WHAT YOU HAVE TO DO:
Would you print the listing that follows exactly, but without its pictures?

SOURCE INFORMATION:
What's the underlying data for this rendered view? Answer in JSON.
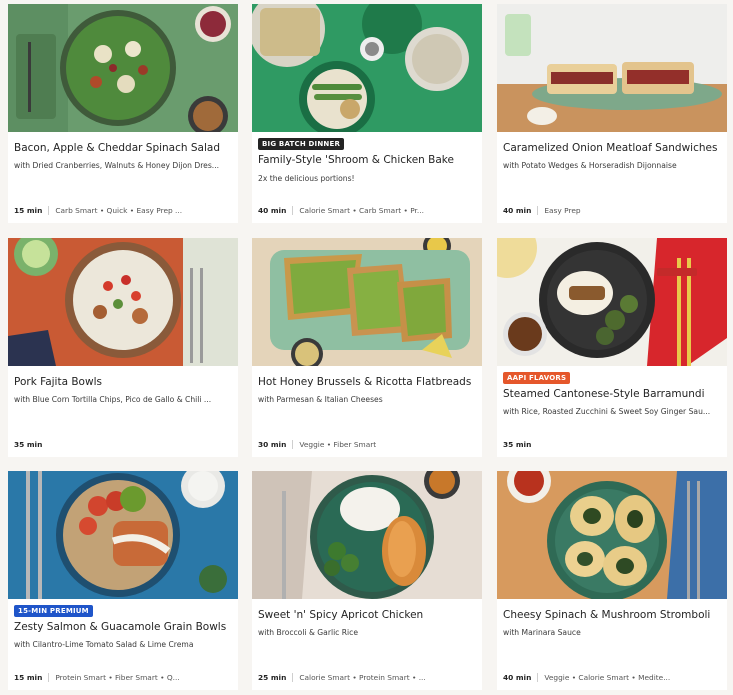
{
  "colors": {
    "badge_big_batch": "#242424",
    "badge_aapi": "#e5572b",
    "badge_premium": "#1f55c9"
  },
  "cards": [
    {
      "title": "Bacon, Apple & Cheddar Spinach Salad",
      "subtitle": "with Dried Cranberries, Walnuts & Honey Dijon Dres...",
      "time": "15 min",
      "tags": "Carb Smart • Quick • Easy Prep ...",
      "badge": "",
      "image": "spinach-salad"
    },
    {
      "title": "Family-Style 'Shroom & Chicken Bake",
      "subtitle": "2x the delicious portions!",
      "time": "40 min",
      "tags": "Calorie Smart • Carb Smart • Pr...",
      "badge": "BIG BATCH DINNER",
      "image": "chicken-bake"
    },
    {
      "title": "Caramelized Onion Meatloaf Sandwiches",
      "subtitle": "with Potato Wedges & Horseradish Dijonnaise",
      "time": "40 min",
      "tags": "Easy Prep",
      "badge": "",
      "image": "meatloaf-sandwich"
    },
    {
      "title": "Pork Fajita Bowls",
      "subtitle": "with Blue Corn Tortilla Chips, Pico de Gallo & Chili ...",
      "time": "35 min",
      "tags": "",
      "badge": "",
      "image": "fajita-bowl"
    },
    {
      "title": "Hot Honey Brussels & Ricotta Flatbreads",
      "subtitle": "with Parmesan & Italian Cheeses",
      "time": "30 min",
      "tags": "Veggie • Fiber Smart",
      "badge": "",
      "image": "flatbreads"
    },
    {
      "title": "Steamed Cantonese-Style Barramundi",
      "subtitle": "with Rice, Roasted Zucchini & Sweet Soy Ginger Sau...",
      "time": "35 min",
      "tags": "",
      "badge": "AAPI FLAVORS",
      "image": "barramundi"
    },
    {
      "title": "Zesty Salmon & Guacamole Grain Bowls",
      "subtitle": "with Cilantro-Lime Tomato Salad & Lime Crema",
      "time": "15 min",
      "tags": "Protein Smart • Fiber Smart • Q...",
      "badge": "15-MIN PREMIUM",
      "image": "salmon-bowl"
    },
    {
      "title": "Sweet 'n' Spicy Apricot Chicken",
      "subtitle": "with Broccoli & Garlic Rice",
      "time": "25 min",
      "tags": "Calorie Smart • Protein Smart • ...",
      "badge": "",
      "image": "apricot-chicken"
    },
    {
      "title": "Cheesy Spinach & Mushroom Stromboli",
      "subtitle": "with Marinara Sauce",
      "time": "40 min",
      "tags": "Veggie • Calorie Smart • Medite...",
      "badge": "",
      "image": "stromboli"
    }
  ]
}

ANSWER TO THE EXERCISE:
What's the underlying data for this rendered view? Answer in JSON.
{
  "colors": {
    "badge_big_batch": "#242424",
    "badge_aapi": "#e5572b",
    "badge_premium": "#1f55c9"
  },
  "cards": [
    {
      "title": "Bacon, Apple & Cheddar Spinach Salad",
      "subtitle": "with Dried Cranberries, Walnuts & Honey Dijon Dres...",
      "time": "15 min",
      "tags": "Carb Smart • Quick • Easy Prep ...",
      "badge": "",
      "image": "spinach-salad"
    },
    {
      "title": "Family-Style 'Shroom & Chicken Bake",
      "subtitle": "2x the delicious portions!",
      "time": "40 min",
      "tags": "Calorie Smart • Carb Smart • Pr...",
      "badge": "BIG BATCH DINNER",
      "image": "chicken-bake"
    },
    {
      "title": "Caramelized Onion Meatloaf Sandwiches",
      "subtitle": "with Potato Wedges & Horseradish Dijonnaise",
      "time": "40 min",
      "tags": "Easy Prep",
      "badge": "",
      "image": "meatloaf-sandwich"
    },
    {
      "title": "Pork Fajita Bowls",
      "subtitle": "with Blue Corn Tortilla Chips, Pico de Gallo & Chili ...",
      "time": "35 min",
      "tags": "",
      "badge": "",
      "image": "fajita-bowl"
    },
    {
      "title": "Hot Honey Brussels & Ricotta Flatbreads",
      "subtitle": "with Parmesan & Italian Cheeses",
      "time": "30 min",
      "tags": "Veggie • Fiber Smart",
      "badge": "",
      "image": "flatbreads"
    },
    {
      "title": "Steamed Cantonese-Style Barramundi",
      "subtitle": "with Rice, Roasted Zucchini & Sweet Soy Ginger Sau...",
      "time": "35 min",
      "tags": "",
      "badge": "AAPI FLAVORS",
      "image": "barramundi"
    },
    {
      "title": "Zesty Salmon & Guacamole Grain Bowls",
      "subtitle": "with Cilantro-Lime Tomato Salad & Lime Crema",
      "time": "15 min",
      "tags": "Protein Smart • Fiber Smart • Q...",
      "badge": "15-MIN PREMIUM",
      "image": "salmon-bowl"
    },
    {
      "title": "Sweet 'n' Spicy Apricot Chicken",
      "subtitle": "with Broccoli & Garlic Rice",
      "time": "25 min",
      "tags": "Calorie Smart • Protein Smart • ...",
      "badge": "",
      "image": "apricot-chicken"
    },
    {
      "title": "Cheesy Spinach & Mushroom Stromboli",
      "subtitle": "with Marinara Sauce",
      "time": "40 min",
      "tags": "Veggie • Calorie Smart • Medite...",
      "badge": "",
      "image": "stromboli"
    }
  ]
}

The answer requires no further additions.